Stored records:
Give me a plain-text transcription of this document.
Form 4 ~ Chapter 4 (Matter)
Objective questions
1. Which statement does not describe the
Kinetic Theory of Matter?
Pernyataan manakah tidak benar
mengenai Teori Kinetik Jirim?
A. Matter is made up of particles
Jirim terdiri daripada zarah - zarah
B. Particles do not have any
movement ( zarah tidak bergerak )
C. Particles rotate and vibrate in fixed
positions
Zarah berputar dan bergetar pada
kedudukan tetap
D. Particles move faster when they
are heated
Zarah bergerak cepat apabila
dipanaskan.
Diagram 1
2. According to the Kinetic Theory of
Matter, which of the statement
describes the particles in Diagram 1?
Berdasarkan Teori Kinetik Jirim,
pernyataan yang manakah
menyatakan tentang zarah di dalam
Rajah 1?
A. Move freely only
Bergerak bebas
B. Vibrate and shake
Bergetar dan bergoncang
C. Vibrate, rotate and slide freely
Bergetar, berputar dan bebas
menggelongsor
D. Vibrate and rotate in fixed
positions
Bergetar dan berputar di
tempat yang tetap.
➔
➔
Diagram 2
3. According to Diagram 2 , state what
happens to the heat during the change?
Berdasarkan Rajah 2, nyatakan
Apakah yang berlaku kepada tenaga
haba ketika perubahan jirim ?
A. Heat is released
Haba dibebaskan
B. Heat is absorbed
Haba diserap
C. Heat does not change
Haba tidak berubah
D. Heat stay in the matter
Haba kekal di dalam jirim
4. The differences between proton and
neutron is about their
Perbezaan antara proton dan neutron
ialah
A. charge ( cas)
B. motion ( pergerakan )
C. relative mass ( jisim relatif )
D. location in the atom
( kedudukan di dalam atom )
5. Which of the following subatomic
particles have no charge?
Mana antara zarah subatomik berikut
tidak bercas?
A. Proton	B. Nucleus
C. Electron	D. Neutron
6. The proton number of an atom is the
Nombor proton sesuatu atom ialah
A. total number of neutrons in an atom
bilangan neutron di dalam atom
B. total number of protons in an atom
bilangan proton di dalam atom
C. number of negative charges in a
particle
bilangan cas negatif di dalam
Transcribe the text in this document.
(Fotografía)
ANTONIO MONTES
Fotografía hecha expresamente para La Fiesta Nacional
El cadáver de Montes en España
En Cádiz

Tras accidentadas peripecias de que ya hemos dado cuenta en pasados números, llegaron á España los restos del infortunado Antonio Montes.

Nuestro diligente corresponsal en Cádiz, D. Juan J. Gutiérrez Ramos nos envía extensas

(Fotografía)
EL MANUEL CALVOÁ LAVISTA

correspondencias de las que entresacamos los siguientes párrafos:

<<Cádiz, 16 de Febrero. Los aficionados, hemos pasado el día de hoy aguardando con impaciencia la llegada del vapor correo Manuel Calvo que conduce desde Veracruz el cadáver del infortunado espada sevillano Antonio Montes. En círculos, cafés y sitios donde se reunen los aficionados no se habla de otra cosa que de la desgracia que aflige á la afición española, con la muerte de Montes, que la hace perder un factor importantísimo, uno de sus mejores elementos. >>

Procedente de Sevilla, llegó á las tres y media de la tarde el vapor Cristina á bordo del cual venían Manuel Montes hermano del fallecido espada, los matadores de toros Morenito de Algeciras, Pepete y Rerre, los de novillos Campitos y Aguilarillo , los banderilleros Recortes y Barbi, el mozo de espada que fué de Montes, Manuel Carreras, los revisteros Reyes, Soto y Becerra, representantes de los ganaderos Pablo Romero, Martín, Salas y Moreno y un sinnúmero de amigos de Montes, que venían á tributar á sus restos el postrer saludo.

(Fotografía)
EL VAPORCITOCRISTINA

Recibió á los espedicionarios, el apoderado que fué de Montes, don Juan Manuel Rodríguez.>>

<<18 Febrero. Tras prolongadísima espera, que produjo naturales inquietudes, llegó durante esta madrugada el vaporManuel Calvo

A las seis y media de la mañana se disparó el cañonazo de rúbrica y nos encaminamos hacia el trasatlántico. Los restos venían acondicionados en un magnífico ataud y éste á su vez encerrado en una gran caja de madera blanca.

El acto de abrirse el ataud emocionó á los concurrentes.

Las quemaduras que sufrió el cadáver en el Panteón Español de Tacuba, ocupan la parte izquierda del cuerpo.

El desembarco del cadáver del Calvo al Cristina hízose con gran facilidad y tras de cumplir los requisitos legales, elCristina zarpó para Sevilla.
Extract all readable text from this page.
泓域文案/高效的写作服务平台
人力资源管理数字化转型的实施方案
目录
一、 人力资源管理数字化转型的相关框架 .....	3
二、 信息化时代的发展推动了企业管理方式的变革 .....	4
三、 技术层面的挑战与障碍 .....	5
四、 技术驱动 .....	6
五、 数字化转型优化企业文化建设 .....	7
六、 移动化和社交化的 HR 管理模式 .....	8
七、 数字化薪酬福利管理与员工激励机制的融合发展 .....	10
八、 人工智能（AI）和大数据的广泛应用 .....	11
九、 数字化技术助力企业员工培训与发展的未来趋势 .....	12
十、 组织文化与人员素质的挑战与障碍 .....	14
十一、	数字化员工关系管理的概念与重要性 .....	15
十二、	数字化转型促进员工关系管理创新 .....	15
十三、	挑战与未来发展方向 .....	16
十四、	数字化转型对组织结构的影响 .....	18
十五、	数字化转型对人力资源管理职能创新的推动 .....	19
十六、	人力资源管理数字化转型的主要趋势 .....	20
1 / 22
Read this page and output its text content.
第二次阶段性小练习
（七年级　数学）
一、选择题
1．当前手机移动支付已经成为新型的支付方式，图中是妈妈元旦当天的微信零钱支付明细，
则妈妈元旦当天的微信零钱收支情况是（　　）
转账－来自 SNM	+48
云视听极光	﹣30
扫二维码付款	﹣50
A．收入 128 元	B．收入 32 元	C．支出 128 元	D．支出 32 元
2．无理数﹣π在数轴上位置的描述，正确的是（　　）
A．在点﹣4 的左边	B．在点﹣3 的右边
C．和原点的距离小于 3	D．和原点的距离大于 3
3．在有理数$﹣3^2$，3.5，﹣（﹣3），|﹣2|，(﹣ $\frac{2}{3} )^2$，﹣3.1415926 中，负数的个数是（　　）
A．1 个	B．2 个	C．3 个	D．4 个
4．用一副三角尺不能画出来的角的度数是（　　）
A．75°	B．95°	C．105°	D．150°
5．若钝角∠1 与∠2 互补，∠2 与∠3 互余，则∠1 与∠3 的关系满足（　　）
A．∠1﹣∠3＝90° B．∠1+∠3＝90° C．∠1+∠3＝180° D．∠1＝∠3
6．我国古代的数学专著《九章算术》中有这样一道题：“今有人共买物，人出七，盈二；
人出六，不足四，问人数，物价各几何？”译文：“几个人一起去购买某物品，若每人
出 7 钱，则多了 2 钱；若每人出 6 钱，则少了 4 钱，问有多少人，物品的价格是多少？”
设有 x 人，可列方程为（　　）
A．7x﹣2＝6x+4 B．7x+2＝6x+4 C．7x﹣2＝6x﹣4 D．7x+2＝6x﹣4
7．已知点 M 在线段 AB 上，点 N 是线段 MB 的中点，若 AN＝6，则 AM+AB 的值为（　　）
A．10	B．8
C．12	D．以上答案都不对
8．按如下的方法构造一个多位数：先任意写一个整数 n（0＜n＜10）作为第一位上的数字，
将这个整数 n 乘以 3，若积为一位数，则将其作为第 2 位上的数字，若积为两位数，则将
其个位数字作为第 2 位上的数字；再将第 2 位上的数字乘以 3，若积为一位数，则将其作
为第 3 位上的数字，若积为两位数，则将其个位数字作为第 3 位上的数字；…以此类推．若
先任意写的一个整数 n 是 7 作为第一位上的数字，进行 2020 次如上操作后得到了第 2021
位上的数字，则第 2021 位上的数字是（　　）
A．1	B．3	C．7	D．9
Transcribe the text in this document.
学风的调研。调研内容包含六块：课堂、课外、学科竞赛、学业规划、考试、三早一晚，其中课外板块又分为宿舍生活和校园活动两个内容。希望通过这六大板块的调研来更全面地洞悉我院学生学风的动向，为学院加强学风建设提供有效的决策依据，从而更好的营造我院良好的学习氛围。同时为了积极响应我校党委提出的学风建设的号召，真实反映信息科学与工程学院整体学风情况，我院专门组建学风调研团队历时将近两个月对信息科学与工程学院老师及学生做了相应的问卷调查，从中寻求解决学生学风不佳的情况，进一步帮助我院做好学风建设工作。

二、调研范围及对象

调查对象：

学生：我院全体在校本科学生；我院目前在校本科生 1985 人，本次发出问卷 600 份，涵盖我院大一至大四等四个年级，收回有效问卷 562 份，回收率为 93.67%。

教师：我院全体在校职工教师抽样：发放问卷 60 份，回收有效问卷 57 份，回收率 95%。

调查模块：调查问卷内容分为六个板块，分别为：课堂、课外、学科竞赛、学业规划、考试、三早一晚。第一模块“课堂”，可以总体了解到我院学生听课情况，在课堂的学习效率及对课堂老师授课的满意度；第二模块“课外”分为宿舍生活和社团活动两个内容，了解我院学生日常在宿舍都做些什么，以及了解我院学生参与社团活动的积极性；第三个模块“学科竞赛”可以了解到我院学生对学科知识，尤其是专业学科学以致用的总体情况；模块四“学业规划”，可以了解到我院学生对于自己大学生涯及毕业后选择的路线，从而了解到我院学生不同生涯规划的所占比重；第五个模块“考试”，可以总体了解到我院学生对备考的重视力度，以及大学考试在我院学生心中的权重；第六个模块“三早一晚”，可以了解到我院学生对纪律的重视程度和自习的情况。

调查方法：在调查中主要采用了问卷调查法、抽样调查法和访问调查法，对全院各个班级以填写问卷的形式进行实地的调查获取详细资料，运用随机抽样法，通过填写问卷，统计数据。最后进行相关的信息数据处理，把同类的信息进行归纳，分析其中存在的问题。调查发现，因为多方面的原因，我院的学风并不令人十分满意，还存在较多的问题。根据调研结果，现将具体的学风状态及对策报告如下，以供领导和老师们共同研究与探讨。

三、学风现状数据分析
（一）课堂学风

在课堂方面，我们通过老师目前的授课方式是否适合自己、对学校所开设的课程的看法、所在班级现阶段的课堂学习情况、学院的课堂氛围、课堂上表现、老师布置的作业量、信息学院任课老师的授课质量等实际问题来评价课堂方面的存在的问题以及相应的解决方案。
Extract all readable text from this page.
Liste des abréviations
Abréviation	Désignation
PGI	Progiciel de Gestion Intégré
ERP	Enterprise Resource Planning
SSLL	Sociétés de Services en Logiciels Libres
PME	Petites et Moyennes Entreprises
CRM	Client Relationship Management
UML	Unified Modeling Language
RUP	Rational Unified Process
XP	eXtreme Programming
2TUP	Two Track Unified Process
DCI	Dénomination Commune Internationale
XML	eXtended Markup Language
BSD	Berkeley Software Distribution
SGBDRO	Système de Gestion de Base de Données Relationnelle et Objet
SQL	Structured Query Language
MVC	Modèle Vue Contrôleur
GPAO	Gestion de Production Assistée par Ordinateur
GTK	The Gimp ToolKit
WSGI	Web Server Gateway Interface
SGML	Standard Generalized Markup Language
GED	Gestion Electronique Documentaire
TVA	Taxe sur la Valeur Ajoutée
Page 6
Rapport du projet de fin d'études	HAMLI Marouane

▶ [Task description] Read the data above and pull out each line that holds the string "fixed".

▶ [Task output]
C. Particles rotate and vibrate in fixed
D. Vibrate and rotate in fixed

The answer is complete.